CHALLENGE —
Give the count of lines holding the string "icon" and nothing else.
[START RAW DATA]
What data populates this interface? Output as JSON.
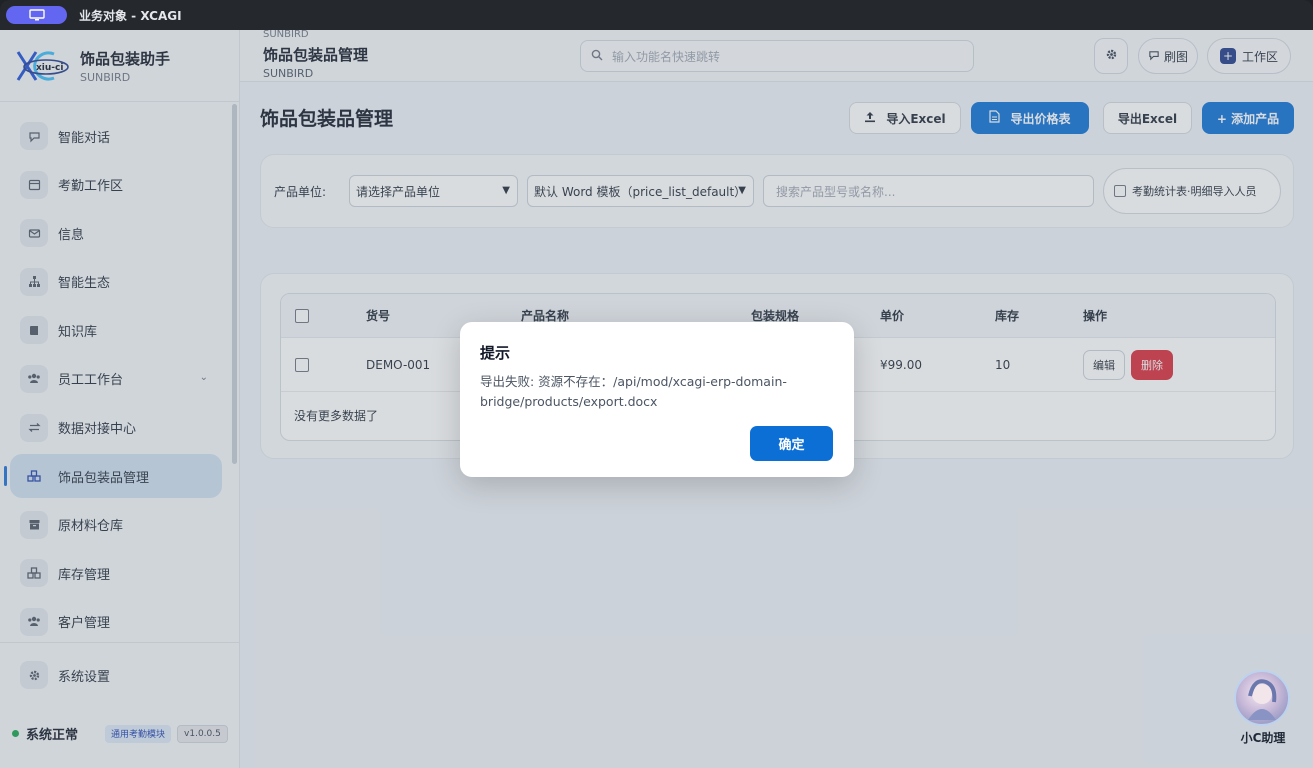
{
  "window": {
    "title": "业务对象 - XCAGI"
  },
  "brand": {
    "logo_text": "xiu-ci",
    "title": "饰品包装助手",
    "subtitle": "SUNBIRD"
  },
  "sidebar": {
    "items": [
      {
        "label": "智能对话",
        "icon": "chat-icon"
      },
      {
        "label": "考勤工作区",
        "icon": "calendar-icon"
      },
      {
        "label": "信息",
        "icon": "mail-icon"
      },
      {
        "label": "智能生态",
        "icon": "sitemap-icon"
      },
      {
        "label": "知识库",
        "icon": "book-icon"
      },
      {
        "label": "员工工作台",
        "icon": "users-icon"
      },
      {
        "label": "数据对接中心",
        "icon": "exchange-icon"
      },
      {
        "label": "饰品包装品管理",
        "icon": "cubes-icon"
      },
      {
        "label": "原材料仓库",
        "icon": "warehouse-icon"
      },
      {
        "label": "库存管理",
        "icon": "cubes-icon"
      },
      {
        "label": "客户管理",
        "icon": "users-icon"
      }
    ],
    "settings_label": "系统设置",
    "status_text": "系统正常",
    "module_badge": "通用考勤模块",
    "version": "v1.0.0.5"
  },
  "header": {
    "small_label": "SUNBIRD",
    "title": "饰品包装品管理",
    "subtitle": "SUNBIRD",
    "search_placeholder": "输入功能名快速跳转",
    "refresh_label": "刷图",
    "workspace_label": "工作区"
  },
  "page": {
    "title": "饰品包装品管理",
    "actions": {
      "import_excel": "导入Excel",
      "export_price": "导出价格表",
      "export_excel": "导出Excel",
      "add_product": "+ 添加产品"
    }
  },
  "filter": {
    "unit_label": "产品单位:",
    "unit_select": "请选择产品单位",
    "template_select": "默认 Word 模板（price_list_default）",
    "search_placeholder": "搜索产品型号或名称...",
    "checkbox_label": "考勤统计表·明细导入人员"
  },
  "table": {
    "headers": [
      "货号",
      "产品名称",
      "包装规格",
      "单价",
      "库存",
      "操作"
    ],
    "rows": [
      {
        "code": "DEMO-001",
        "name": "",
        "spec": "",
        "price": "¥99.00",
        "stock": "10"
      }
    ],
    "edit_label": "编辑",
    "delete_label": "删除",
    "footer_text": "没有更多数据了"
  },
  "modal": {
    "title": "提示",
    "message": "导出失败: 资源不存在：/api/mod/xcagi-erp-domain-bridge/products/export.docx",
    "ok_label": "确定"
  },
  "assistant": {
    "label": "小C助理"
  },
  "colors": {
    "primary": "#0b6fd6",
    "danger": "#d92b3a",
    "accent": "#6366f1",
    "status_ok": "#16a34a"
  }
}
[END RAW DATA]
WORKED SOLUTION —
11